**GIVEN DATA**:
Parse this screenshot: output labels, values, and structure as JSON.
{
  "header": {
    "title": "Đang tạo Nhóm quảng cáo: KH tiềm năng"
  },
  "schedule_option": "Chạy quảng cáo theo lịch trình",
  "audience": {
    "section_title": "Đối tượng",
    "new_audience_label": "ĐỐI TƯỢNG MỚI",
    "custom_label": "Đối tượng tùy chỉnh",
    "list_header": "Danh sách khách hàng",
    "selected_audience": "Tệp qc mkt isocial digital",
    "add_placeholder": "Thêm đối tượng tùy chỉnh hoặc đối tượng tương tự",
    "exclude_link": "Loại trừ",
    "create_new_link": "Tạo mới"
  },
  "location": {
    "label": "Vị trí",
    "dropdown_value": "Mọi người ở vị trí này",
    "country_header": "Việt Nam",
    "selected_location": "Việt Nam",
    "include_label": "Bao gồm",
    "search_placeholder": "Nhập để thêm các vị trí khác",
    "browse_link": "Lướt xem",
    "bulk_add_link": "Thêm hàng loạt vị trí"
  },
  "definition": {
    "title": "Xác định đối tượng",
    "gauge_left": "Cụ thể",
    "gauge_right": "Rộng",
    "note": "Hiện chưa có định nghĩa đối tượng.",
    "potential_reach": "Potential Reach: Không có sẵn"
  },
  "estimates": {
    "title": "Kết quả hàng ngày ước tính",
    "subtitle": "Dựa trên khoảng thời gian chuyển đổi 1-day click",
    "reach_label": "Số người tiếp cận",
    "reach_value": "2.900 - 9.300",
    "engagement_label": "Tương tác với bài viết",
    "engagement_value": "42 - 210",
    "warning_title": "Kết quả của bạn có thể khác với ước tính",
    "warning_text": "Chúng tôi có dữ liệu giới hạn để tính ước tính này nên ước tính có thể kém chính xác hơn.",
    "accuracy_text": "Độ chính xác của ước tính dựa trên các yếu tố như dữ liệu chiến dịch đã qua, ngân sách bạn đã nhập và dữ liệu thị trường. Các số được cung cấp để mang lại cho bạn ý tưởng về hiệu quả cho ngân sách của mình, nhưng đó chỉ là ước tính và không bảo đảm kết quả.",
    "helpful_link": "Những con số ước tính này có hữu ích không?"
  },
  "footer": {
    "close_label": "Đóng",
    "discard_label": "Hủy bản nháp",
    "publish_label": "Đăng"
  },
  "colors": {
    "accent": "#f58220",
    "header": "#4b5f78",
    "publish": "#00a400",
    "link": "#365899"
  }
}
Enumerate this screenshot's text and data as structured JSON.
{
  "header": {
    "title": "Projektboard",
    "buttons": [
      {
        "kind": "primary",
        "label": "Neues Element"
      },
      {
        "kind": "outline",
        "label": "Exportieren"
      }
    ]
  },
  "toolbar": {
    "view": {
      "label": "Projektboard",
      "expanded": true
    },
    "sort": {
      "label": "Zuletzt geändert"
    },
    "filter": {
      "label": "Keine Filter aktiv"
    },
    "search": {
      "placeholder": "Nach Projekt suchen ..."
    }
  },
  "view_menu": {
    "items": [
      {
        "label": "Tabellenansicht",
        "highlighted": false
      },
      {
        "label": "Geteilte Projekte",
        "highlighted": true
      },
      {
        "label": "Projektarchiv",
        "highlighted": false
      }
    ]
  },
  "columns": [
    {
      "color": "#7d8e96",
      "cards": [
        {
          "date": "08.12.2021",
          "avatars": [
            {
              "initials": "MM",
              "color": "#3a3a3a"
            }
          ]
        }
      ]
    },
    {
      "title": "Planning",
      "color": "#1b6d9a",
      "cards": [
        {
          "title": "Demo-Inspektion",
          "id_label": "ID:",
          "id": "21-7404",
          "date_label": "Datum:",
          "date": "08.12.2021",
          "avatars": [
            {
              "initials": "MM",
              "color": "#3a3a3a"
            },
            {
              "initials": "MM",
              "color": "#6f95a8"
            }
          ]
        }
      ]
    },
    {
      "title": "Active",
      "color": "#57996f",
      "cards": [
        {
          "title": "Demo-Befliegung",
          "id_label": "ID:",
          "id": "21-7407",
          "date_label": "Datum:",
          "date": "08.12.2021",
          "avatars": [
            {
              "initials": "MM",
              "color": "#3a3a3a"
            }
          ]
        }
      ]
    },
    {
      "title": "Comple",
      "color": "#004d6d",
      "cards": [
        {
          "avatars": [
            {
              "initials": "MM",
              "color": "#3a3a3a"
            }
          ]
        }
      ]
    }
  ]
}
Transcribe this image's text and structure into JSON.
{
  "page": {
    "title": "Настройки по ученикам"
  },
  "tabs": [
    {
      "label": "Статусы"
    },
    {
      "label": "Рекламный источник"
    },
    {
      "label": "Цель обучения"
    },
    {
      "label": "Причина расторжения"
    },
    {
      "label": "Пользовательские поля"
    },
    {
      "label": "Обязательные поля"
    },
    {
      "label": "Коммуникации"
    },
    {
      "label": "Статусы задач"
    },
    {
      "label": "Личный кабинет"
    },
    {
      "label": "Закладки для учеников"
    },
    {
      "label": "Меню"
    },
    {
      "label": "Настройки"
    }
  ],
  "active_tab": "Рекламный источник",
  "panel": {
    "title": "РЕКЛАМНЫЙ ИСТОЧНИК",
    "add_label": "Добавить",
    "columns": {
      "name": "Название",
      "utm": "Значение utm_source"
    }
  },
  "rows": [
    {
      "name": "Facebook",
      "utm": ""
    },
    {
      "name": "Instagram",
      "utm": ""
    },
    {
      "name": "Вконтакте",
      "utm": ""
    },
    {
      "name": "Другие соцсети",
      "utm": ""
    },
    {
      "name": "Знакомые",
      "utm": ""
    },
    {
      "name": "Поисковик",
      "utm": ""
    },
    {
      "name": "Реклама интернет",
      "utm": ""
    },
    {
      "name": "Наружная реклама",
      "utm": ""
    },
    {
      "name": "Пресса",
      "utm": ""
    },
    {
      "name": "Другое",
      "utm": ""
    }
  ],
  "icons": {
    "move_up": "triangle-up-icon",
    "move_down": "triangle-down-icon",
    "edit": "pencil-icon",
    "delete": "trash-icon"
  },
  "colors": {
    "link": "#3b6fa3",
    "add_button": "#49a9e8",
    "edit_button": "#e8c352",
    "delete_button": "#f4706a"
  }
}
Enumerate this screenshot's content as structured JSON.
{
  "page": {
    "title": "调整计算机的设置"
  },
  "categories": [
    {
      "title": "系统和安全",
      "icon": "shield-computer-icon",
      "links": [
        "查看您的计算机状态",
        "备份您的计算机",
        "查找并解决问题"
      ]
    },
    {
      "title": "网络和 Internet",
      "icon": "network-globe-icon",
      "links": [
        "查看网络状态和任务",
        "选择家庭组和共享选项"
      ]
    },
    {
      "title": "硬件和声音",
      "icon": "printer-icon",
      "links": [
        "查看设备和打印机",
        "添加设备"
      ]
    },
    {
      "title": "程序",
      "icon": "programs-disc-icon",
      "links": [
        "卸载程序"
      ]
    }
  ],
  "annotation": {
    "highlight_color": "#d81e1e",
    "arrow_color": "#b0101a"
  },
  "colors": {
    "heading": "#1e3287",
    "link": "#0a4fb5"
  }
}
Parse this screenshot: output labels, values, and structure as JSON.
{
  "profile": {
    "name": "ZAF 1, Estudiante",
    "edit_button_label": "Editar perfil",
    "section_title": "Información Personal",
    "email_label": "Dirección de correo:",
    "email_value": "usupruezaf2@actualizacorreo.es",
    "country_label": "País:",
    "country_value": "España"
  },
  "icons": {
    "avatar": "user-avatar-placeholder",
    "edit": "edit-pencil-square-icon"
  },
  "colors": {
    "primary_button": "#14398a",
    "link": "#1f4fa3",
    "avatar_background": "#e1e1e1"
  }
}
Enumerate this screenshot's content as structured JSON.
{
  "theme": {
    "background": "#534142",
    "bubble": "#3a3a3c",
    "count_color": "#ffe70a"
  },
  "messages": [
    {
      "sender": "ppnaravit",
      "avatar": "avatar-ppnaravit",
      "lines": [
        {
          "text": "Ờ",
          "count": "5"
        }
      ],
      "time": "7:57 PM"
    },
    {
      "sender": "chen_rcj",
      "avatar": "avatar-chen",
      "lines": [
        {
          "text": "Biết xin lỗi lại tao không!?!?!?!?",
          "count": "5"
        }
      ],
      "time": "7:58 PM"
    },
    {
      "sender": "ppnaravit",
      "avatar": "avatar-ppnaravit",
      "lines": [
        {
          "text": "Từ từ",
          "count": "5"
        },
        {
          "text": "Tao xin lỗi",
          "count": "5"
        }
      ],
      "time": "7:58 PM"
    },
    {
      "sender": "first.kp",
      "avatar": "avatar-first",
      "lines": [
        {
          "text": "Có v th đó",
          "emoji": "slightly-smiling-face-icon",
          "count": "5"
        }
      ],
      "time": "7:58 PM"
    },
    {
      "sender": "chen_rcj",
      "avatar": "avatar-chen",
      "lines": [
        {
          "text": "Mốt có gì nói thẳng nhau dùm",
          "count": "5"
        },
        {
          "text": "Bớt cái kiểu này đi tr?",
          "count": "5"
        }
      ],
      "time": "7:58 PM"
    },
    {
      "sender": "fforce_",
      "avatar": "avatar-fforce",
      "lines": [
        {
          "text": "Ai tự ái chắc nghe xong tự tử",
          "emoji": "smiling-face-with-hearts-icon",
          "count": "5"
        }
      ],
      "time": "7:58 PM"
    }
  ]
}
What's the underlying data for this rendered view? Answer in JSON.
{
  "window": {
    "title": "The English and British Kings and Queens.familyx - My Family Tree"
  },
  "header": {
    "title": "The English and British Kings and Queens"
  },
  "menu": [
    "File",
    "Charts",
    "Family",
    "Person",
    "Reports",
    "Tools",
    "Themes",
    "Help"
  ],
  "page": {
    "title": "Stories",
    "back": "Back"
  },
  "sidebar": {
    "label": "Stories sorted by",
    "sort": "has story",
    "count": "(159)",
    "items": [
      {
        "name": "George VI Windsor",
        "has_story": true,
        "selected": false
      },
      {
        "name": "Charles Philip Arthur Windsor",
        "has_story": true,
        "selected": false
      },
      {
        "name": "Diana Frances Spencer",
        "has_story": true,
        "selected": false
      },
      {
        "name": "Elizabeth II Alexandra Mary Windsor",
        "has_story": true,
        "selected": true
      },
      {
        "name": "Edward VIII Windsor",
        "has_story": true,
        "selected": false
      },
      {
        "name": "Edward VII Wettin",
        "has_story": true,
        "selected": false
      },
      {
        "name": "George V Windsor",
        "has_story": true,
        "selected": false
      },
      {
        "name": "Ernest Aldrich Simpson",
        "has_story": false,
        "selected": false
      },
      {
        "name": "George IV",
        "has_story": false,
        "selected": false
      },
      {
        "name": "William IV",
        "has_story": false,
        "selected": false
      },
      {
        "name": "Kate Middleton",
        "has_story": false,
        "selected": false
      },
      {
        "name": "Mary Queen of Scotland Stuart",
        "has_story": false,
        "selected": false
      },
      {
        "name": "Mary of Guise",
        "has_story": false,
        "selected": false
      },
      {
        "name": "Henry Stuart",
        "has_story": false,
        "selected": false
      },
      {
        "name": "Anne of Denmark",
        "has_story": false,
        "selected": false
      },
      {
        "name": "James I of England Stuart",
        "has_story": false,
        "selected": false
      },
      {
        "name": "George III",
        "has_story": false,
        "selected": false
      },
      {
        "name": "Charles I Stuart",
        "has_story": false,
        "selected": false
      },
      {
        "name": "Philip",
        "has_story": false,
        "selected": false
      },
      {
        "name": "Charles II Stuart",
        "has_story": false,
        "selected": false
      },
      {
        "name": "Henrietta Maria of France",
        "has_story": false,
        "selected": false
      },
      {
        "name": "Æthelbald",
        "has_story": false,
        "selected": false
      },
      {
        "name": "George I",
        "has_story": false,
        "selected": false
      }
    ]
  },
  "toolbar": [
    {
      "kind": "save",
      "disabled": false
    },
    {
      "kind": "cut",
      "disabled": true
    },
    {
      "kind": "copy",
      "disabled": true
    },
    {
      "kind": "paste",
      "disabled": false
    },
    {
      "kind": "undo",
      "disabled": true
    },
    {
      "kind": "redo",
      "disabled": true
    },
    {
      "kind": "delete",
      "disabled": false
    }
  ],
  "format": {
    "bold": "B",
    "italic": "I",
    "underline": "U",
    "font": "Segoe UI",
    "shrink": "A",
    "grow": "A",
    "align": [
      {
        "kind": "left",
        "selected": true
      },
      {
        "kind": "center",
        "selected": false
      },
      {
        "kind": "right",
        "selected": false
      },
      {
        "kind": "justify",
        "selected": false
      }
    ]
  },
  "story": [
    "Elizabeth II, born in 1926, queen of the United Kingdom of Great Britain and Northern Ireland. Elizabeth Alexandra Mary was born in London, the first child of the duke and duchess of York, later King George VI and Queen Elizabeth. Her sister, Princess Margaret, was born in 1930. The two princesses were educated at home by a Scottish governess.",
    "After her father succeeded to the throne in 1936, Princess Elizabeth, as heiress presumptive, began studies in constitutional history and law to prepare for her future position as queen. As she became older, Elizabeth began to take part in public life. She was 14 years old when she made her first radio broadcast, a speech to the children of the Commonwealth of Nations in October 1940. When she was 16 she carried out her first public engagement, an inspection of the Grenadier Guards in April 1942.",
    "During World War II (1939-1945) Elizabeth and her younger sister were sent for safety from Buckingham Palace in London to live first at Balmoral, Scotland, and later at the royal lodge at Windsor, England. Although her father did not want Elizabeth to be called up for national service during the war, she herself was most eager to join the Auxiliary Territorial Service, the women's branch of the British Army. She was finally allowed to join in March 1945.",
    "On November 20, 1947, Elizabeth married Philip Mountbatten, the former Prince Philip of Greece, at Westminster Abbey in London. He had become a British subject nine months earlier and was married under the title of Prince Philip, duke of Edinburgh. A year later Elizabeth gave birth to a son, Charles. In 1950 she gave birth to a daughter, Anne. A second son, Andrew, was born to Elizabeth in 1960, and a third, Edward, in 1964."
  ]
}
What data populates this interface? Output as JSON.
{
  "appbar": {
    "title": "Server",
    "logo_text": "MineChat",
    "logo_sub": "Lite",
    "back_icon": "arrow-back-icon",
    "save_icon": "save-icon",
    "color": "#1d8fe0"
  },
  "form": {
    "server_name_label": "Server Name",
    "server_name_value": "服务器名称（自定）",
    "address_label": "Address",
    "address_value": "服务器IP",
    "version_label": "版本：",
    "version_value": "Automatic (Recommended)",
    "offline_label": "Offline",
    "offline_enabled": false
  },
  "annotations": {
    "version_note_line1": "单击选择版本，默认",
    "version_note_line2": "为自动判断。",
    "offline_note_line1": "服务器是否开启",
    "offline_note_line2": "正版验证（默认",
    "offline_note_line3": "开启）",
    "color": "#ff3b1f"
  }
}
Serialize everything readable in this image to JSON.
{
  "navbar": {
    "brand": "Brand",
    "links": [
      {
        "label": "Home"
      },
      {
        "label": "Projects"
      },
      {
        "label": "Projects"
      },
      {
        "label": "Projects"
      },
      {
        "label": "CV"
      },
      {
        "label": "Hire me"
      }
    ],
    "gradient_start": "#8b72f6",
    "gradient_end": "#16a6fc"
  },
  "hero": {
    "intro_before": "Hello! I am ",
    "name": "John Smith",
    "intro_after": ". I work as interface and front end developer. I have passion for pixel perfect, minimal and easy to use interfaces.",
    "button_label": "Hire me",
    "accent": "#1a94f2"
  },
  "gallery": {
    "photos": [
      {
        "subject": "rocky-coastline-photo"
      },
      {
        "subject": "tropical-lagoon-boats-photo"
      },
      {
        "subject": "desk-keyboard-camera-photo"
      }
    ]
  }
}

**TASK REQUIREMENTS**:
Count how many lines in the data above hold the string "hàng", and give the number with no other words.

**RESULT BELOW**:
3